**Provided entries**
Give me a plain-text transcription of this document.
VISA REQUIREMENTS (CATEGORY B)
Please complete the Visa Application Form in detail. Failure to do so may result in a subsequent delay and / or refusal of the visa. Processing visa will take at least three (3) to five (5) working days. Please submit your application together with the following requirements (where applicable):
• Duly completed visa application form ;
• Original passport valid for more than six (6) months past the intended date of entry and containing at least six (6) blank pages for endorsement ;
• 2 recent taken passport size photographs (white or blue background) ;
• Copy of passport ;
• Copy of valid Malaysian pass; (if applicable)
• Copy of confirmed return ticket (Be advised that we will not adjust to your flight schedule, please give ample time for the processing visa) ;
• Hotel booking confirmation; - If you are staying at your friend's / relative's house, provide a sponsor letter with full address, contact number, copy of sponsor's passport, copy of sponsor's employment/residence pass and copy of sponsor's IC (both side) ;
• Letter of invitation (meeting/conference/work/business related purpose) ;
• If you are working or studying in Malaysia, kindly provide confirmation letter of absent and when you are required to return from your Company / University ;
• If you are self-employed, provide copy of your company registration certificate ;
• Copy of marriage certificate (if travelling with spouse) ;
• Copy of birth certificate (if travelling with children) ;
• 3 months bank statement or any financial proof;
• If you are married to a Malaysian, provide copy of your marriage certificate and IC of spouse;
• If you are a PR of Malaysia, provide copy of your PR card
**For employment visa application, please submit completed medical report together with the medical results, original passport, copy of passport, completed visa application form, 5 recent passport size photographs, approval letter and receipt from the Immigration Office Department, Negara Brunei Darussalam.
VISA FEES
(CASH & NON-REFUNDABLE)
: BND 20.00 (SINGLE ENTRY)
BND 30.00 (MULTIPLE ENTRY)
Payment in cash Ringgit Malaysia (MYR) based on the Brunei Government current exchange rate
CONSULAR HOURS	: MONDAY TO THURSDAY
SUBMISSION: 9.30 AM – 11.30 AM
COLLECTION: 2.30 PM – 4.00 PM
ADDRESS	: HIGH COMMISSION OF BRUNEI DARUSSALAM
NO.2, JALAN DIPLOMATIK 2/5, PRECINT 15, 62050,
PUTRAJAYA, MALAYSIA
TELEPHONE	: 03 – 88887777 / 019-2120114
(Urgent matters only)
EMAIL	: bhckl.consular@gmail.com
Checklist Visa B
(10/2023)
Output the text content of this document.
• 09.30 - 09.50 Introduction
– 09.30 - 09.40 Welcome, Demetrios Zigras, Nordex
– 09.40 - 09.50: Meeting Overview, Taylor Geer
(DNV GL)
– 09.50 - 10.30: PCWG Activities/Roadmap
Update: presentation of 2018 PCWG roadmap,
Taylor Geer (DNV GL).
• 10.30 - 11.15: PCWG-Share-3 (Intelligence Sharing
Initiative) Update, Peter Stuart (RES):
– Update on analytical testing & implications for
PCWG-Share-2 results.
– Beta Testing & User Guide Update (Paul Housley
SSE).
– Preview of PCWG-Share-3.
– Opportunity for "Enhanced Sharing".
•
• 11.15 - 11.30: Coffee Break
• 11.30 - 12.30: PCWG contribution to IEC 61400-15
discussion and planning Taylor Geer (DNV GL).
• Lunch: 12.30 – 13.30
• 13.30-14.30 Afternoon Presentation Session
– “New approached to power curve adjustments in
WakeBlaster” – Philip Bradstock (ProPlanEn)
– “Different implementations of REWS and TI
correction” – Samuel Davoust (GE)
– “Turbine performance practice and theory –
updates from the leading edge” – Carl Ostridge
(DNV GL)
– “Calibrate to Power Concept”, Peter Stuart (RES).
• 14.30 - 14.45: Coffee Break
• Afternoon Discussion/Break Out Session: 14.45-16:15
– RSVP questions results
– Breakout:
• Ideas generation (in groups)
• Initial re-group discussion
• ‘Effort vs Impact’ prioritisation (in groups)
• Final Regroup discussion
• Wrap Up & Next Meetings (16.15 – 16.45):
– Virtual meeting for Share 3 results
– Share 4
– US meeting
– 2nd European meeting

**What to work on**
Note how many lines in the material hold the word "PCWG", and give that number with nothing added.

**Exercise output**
6